### Requirements
Exactly reproduce each entry, leaving out nothing.

### Exercise materials
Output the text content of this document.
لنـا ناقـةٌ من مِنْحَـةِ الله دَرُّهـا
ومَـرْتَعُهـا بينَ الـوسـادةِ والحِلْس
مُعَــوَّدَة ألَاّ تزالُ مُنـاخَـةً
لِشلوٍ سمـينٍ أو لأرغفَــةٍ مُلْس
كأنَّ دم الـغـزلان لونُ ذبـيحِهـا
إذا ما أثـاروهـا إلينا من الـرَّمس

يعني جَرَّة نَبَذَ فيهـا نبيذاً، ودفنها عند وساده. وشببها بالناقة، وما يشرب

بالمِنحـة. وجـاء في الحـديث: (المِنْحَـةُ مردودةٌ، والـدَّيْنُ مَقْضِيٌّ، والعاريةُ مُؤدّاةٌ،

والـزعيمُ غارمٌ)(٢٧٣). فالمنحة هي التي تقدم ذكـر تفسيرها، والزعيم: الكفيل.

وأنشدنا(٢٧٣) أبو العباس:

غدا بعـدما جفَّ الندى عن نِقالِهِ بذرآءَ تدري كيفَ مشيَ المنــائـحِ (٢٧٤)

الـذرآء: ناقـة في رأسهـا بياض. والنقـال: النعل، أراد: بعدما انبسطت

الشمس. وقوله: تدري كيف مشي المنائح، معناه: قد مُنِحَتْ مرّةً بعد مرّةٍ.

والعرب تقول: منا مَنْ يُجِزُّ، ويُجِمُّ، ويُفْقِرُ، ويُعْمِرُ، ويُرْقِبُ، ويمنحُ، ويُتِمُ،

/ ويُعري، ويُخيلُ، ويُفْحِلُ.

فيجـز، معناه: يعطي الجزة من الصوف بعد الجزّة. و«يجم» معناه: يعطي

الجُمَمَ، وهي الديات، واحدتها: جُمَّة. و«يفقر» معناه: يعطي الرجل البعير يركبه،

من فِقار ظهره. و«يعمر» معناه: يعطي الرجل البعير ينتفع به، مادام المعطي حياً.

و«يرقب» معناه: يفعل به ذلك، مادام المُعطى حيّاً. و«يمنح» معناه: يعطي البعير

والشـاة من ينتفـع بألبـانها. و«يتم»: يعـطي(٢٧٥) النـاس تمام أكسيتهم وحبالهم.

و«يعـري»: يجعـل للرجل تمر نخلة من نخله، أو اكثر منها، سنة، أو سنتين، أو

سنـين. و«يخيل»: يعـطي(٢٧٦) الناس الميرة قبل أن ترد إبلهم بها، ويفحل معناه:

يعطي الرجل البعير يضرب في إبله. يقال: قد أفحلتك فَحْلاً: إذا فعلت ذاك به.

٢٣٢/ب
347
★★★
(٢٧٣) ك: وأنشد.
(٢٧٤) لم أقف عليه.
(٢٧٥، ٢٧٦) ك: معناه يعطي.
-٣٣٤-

### Result for this task
Output the text content of this document.
لنـا ناقـةٌ من مِنْحَـةِ الله دَرُّهـا
ومَـرْتَعُهـا بينَ الـوسـادةِ والحِلْس
مُعَــوَّدَة ألَاّ تزالُ مُنـاخَـةً
لِشلوٍ سمـينٍ أو لأرغفَــةٍ مُلْس
كأنَّ دم الـغـزلان لونُ ذبـيحِهـا
إذا ما أثـاروهـا إلينا من الـرَّمس

يعني جَرَّة نَبَذَ فيهـا نبيذاً، ودفنها عند وساده. وشببها بالناقة، وما يشرب

بالمِنحـة. وجـاء في الحـديث: (المِنْحَـةُ مردودةٌ، والـدَّيْنُ مَقْضِيٌّ، والعاريةُ مُؤدّاةٌ،

والـزعيمُ غارمٌ)(٢٧٣). فالمنحة هي التي تقدم ذكـر تفسيرها، والزعيم: الكفيل.

وأنشدنا(٢٧٣) أبو العباس:

غدا بعـدما جفَّ الندى عن نِقالِهِ بذرآءَ تدري كيفَ مشيَ المنــائـحِ (٢٧٤)

الـذرآء: ناقـة في رأسهـا بياض. والنقـال: النعل، أراد: بعدما انبسطت

الشمس. وقوله: تدري كيف مشي المنائح، معناه: قد مُنِحَتْ مرّةً بعد مرّةٍ.

والعرب تقول: منا مَنْ يُجِزُّ، ويُجِمُّ، ويُفْقِرُ، ويُعْمِرُ، ويُرْقِبُ، ويمنحُ، ويُتِمُ،

/ ويُعري، ويُخيلُ، ويُفْحِلُ.

فيجـز، معناه: يعطي الجزة من الصوف بعد الجزّة. و«يجم» معناه: يعطي

الجُمَمَ، وهي الديات، واحدتها: جُمَّة. و«يفقر» معناه: يعطي الرجل البعير يركبه،

من فِقار ظهره. و«يعمر» معناه: يعطي الرجل البعير ينتفع به، مادام المعطي حياً.

و«يرقب» معناه: يفعل به ذلك، مادام المُعطى حيّاً. و«يمنح» معناه: يعطي البعير

والشـاة من ينتفـع بألبـانها. و«يتم»: يعـطي(٢٧٥) النـاس تمام أكسيتهم وحبالهم.

و«يعـري»: يجعـل للرجل تمر نخلة من نخله، أو اكثر منها، سنة، أو سنتين، أو

سنـين. و«يخيل»: يعـطي(٢٧٦) الناس الميرة قبل أن ترد إبلهم بها، ويفحل معناه:

يعطي الرجل البعير يضرب في إبله. يقال: قد أفحلتك فَحْلاً: إذا فعلت ذاك به.

٢٣٢/ب
347
★★★
(٢٧٣) ك: وأنشد.
(٢٧٤) لم أقف عليه.
(٢٧٥، ٢٧٦) ك: معناه يعطي.
-٣٣٤-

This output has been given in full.